● WORK INSTRUCTIONS
Starting at the line that holds "Extract the structured", copy every line exactly through the end of the data, and no others.

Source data
★ ★ ★
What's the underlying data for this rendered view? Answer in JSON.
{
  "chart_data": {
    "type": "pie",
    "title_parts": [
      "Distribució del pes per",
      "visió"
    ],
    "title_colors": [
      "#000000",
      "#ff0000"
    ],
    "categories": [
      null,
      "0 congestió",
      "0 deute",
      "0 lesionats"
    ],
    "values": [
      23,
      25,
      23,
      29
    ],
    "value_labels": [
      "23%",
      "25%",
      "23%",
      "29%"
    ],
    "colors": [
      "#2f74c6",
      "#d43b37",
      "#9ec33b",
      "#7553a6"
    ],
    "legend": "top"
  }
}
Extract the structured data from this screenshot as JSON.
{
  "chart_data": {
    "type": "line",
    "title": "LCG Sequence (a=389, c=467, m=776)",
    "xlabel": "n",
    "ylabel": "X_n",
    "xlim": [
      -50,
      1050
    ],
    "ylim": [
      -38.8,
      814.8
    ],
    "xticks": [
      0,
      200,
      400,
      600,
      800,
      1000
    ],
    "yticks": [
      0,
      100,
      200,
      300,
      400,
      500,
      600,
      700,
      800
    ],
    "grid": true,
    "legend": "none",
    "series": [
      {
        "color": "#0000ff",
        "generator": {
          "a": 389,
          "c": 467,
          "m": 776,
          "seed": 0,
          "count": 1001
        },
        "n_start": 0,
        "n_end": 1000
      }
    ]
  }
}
★ ★ ★
● EXERCISE SOLUTION
Extract the structured data from this screenshot as JSON.
{
  "chart_data": {
    "type": "line",
    "title": "LCG Sequence (a=389, c=467, m=776)",
    "xlabel": "n",
    "ylabel": "X_n",
    "xlim": [
      -50,
      1050
    ],
    "ylim": [
      -38.8,
      814.8
    ],
    "xticks": [
      0,
      200,
      400,
      600,
      800,
      1000
    ],
    "yticks": [
      0,
      100,
      200,
      300,
      400,
      500,
      600,
      700,
      800
    ],
    "grid": true,
    "legend": "none",
    "series": [
      {
        "color": "#0000ff",
        "generator": {
          "a": 389,
          "c": 467,
          "m": 776,
          "seed": 0,
          "count": 1001
        },
        "n_start": 0,
        "n_end": 1000
      }
    ]
  }
}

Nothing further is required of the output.